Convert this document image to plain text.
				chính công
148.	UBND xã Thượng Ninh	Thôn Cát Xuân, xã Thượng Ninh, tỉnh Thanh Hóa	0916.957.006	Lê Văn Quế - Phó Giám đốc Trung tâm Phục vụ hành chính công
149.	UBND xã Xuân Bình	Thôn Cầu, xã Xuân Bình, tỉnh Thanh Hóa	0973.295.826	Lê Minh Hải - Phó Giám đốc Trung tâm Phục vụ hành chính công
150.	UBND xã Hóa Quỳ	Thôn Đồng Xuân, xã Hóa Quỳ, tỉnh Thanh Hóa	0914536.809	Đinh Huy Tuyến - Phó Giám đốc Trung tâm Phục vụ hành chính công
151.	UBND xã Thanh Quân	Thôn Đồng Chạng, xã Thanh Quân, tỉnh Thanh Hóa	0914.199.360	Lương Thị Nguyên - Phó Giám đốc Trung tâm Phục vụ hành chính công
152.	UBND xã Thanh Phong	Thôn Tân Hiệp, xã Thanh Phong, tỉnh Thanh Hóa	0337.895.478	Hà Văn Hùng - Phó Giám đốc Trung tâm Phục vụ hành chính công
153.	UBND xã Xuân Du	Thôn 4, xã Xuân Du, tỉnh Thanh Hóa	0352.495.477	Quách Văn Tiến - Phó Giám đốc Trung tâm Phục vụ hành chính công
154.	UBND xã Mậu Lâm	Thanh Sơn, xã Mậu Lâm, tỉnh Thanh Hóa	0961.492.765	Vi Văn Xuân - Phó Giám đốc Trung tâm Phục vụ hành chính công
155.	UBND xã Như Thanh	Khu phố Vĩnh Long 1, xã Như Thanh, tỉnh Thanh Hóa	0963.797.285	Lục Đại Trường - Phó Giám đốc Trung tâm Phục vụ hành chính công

****************************************

# The problem:
Write out the entries above word for word.

# The solution:
Convert this document image to plain text.
				chính công
148.	UBND xã Thượng Ninh	Thôn Cát Xuân, xã Thượng Ninh, tỉnh Thanh Hóa	0916.957.006	Lê Văn Quế - Phó Giám đốc Trung tâm Phục vụ hành chính công
149.	UBND xã Xuân Bình	Thôn Cầu, xã Xuân Bình, tỉnh Thanh Hóa	0973.295.826	Lê Minh Hải - Phó Giám đốc Trung tâm Phục vụ hành chính công
150.	UBND xã Hóa Quỳ	Thôn Đồng Xuân, xã Hóa Quỳ, tỉnh Thanh Hóa	0914536.809	Đinh Huy Tuyến - Phó Giám đốc Trung tâm Phục vụ hành chính công
151.	UBND xã Thanh Quân	Thôn Đồng Chạng, xã Thanh Quân, tỉnh Thanh Hóa	0914.199.360	Lương Thị Nguyên - Phó Giám đốc Trung tâm Phục vụ hành chính công
152.	UBND xã Thanh Phong	Thôn Tân Hiệp, xã Thanh Phong, tỉnh Thanh Hóa	0337.895.478	Hà Văn Hùng - Phó Giám đốc Trung tâm Phục vụ hành chính công
153.	UBND xã Xuân Du	Thôn 4, xã Xuân Du, tỉnh Thanh Hóa	0352.495.477	Quách Văn Tiến - Phó Giám đốc Trung tâm Phục vụ hành chính công
154.	UBND xã Mậu Lâm	Thanh Sơn, xã Mậu Lâm, tỉnh Thanh Hóa	0961.492.765	Vi Văn Xuân - Phó Giám đốc Trung tâm Phục vụ hành chính công
155.	UBND xã Như Thanh	Khu phố Vĩnh Long 1, xã Như Thanh, tỉnh Thanh Hóa	0963.797.285	Lục Đại Trường - Phó Giám đốc Trung tâm Phục vụ hành chính công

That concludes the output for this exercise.